§ **TASK STATEMENT**
Search the material below for the string "molesta" and copy each line where it appears.

§ **RECORDS FOR THIS TASK**
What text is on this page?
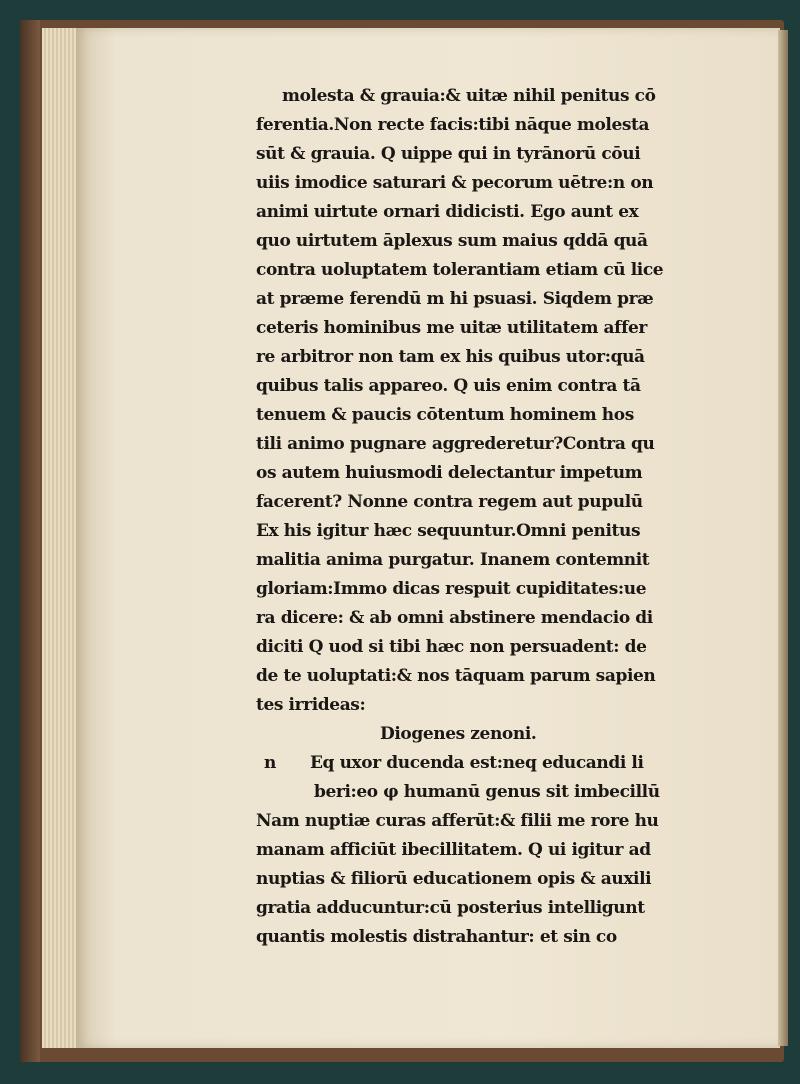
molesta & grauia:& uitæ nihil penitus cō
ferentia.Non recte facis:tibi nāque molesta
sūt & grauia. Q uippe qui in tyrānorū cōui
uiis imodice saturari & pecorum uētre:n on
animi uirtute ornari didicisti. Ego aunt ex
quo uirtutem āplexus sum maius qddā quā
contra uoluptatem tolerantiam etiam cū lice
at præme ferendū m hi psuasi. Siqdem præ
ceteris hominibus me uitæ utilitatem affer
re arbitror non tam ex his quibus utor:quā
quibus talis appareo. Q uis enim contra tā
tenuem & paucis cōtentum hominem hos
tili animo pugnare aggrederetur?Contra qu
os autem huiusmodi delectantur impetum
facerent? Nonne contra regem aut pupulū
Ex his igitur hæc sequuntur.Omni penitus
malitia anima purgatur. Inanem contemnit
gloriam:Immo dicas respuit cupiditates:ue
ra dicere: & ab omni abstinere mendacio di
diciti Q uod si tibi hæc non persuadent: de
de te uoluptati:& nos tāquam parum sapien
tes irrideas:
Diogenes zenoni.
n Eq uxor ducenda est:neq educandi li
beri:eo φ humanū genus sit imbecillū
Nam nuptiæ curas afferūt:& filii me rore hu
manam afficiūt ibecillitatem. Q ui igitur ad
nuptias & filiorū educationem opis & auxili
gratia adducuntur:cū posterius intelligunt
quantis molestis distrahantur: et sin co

§ **OUTPUT OF THE TASK**
molesta & grauia:& uitæ nihil penitus cō
ferentia.Non recte facis:tibi nāque molesta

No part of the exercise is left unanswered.